What is required:
Repeat every line of the data exactly, but not the pictures.

Input data:
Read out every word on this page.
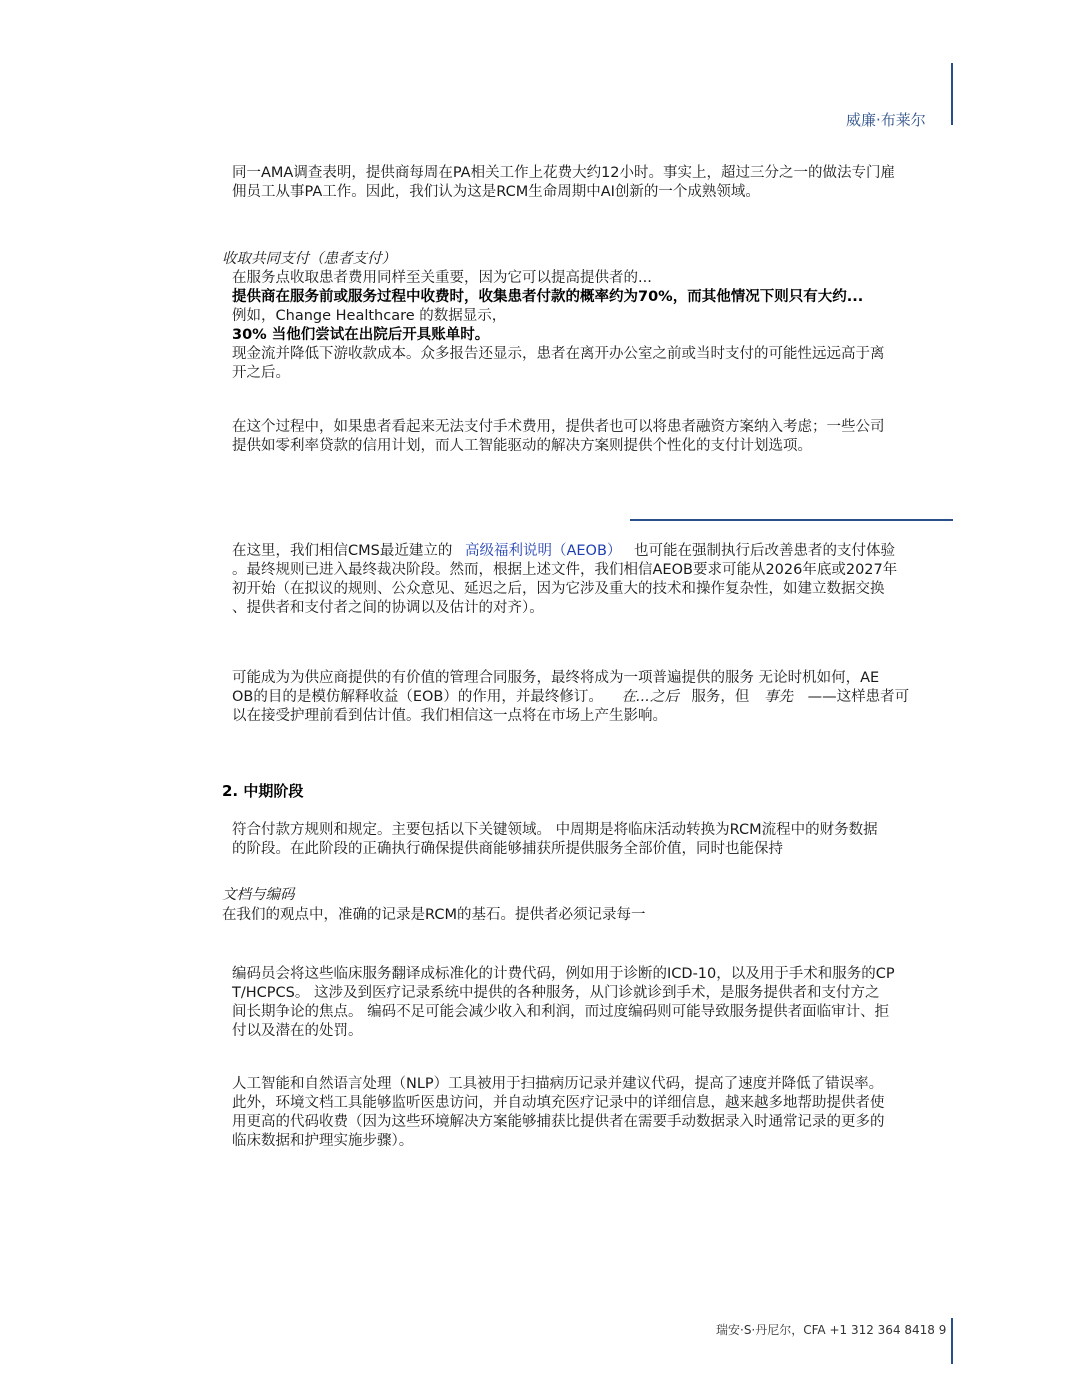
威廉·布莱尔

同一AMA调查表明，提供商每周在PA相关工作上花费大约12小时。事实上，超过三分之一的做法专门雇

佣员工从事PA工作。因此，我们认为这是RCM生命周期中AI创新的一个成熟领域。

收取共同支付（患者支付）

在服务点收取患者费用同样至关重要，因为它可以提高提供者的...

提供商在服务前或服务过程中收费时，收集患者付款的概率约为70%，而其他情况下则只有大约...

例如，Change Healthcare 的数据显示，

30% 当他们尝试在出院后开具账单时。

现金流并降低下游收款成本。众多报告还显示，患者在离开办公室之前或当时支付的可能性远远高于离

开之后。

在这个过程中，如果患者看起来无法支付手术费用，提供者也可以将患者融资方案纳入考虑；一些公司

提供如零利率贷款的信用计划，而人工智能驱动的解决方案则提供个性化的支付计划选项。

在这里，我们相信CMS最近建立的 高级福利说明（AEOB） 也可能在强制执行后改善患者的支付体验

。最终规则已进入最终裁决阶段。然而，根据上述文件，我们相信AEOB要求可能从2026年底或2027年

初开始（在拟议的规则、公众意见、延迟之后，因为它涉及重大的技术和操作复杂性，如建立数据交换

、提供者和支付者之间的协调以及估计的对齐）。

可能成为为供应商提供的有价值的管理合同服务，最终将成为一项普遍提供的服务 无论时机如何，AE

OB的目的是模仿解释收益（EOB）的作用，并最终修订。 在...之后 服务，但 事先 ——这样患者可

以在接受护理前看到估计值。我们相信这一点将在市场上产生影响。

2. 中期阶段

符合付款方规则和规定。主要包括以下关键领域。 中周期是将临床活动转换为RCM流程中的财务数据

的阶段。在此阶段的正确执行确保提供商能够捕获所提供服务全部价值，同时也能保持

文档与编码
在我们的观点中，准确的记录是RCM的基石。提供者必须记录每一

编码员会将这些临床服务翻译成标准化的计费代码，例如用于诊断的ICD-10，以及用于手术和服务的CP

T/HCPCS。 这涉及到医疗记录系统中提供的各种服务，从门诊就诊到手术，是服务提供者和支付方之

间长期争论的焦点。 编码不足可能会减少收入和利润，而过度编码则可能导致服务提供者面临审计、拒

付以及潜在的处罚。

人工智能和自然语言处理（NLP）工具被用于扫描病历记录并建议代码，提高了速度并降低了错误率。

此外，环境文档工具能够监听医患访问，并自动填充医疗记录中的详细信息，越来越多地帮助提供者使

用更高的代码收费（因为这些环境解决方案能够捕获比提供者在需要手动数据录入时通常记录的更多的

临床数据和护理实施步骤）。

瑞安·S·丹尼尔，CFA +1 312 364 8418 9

Correct result:
Read out every word on this page.
威廉·布莱尔

同一AMA调查表明，提供商每周在PA相关工作上花费大约12小时。事实上，超过三分之一的做法专门雇

佣员工从事PA工作。因此，我们认为这是RCM生命周期中AI创新的一个成熟领域。

收取共同支付（患者支付）

在服务点收取患者费用同样至关重要，因为它可以提高提供者的...

提供商在服务前或服务过程中收费时，收集患者付款的概率约为70%，而其他情况下则只有大约...

例如，Change Healthcare 的数据显示，

30% 当他们尝试在出院后开具账单时。

现金流并降低下游收款成本。众多报告还显示，患者在离开办公室之前或当时支付的可能性远远高于离

开之后。

在这个过程中，如果患者看起来无法支付手术费用，提供者也可以将患者融资方案纳入考虑；一些公司

提供如零利率贷款的信用计划，而人工智能驱动的解决方案则提供个性化的支付计划选项。

在这里，我们相信CMS最近建立的 高级福利说明（AEOB） 也可能在强制执行后改善患者的支付体验

。最终规则已进入最终裁决阶段。然而，根据上述文件，我们相信AEOB要求可能从2026年底或2027年

初开始（在拟议的规则、公众意见、延迟之后，因为它涉及重大的技术和操作复杂性，如建立数据交换

、提供者和支付者之间的协调以及估计的对齐）。

可能成为为供应商提供的有价值的管理合同服务，最终将成为一项普遍提供的服务 无论时机如何，AE

OB的目的是模仿解释收益（EOB）的作用，并最终修订。 在...之后 服务，但 事先 ——这样患者可

以在接受护理前看到估计值。我们相信这一点将在市场上产生影响。

2. 中期阶段

符合付款方规则和规定。主要包括以下关键领域。 中周期是将临床活动转换为RCM流程中的财务数据

的阶段。在此阶段的正确执行确保提供商能够捕获所提供服务全部价值，同时也能保持

文档与编码
在我们的观点中，准确的记录是RCM的基石。提供者必须记录每一

编码员会将这些临床服务翻译成标准化的计费代码，例如用于诊断的ICD-10，以及用于手术和服务的CP

T/HCPCS。 这涉及到医疗记录系统中提供的各种服务，从门诊就诊到手术，是服务提供者和支付方之

间长期争论的焦点。 编码不足可能会减少收入和利润，而过度编码则可能导致服务提供者面临审计、拒

付以及潜在的处罚。

人工智能和自然语言处理（NLP）工具被用于扫描病历记录并建议代码，提高了速度并降低了错误率。

此外，环境文档工具能够监听医患访问，并自动填充医疗记录中的详细信息，越来越多地帮助提供者使

用更高的代码收费（因为这些环境解决方案能够捕获比提供者在需要手动数据录入时通常记录的更多的

临床数据和护理实施步骤）。

瑞安·S·丹尼尔，CFA +1 312 364 8418 9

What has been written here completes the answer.